* What you should do: State only the number of lines that contain the string "xlabel".

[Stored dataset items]
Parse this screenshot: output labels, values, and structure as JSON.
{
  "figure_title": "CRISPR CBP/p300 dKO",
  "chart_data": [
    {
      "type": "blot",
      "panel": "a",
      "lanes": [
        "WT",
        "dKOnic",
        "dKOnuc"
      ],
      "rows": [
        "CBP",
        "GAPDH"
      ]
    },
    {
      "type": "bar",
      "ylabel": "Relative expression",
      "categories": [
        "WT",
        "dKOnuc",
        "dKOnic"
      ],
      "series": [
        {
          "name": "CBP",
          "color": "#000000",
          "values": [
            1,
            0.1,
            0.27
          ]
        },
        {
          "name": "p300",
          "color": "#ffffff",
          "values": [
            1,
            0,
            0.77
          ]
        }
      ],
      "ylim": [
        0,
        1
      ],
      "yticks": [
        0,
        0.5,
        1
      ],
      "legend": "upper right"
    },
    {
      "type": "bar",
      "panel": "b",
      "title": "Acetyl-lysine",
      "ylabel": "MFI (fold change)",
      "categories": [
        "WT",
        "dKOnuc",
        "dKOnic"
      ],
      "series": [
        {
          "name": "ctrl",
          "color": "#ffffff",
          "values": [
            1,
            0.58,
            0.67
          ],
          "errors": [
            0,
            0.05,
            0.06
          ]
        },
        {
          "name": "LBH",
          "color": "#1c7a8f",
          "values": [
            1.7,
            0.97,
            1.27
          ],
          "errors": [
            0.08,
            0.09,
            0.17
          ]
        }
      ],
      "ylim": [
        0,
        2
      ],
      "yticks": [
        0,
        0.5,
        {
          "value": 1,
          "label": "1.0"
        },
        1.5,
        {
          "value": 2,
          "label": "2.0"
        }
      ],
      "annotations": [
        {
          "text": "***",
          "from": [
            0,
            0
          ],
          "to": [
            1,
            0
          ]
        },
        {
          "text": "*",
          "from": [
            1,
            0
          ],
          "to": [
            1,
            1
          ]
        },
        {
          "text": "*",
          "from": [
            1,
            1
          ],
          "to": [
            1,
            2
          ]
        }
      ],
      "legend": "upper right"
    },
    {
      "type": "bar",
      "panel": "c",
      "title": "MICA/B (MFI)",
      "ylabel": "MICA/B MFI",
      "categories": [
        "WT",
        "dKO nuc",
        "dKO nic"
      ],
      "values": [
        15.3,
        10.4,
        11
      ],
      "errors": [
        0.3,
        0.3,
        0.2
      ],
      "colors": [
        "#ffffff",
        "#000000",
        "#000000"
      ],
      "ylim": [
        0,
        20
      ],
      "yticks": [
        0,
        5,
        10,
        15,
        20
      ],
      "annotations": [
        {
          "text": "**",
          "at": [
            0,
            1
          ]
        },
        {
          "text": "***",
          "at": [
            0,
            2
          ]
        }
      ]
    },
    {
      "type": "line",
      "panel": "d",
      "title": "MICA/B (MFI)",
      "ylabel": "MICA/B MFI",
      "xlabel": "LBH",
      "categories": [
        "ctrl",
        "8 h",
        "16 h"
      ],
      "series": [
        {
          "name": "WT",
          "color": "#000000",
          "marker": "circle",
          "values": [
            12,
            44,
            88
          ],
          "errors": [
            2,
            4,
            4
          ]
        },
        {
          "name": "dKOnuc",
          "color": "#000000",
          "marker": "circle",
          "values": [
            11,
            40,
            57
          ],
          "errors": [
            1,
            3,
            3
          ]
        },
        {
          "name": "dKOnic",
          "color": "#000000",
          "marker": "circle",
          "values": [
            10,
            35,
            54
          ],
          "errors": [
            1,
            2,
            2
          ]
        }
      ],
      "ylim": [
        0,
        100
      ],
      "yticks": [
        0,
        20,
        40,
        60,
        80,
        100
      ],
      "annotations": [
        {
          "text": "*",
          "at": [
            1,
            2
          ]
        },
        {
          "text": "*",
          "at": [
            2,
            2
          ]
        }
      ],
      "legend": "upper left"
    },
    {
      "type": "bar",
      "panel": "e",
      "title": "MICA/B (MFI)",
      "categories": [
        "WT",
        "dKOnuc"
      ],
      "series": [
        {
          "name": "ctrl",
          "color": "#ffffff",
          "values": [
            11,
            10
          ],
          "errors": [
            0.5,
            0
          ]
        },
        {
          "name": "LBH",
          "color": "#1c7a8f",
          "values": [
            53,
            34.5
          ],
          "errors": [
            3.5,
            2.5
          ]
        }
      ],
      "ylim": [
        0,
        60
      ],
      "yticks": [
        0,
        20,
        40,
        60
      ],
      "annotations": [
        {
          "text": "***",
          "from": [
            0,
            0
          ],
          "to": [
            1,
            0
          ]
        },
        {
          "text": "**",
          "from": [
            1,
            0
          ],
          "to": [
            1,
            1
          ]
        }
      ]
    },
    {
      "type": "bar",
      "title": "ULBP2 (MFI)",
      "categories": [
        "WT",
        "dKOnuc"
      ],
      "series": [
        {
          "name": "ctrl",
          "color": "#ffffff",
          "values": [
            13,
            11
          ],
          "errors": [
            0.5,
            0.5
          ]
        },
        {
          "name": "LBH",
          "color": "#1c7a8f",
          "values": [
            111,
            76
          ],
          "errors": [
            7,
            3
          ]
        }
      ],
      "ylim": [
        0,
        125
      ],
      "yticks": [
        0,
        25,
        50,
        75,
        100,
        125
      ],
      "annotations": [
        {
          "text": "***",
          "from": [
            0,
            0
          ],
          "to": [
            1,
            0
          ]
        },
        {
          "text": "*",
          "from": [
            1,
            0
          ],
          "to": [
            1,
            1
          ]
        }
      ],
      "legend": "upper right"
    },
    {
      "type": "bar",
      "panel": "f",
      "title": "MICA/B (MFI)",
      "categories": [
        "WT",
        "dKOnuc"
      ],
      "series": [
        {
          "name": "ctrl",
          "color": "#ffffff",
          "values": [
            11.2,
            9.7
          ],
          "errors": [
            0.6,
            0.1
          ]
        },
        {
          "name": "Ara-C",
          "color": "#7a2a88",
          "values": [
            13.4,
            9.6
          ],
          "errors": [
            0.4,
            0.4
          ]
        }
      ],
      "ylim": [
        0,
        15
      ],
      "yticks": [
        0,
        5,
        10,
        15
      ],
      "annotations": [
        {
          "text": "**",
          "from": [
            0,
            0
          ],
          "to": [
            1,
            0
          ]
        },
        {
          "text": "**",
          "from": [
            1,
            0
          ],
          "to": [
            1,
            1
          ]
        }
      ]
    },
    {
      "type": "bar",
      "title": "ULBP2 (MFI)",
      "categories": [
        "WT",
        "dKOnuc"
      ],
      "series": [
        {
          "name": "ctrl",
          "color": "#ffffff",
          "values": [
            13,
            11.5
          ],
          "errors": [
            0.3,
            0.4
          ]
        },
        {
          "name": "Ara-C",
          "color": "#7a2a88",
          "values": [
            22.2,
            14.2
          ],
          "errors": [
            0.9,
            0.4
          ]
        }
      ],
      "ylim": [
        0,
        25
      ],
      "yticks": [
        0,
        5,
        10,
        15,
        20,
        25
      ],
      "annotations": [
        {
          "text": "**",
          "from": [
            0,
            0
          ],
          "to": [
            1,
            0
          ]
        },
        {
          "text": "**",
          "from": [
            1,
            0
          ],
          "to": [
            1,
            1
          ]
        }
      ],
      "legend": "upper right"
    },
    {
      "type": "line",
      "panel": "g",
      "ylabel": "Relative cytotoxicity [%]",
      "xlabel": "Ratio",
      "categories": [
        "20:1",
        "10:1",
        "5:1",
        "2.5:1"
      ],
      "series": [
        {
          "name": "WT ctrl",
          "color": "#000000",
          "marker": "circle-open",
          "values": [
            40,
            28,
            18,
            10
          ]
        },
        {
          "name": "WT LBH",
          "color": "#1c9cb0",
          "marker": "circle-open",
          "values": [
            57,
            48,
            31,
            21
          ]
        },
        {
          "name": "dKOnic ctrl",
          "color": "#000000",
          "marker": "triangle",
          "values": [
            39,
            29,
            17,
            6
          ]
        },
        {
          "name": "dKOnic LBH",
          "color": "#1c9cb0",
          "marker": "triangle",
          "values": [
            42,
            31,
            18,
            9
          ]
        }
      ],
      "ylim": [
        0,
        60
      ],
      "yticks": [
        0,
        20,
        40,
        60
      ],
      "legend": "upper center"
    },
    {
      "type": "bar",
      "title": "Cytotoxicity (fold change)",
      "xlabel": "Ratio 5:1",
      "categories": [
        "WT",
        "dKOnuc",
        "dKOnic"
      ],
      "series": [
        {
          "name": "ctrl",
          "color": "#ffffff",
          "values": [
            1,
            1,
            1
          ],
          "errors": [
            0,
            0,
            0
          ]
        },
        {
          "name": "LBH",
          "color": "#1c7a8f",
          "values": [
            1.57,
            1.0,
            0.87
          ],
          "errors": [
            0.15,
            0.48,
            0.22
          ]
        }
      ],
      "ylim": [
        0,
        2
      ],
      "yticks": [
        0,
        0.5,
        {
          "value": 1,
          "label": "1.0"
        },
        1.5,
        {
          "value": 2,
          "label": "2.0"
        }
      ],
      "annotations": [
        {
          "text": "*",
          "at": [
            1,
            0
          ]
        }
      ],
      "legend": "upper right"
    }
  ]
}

* Worked solution: 3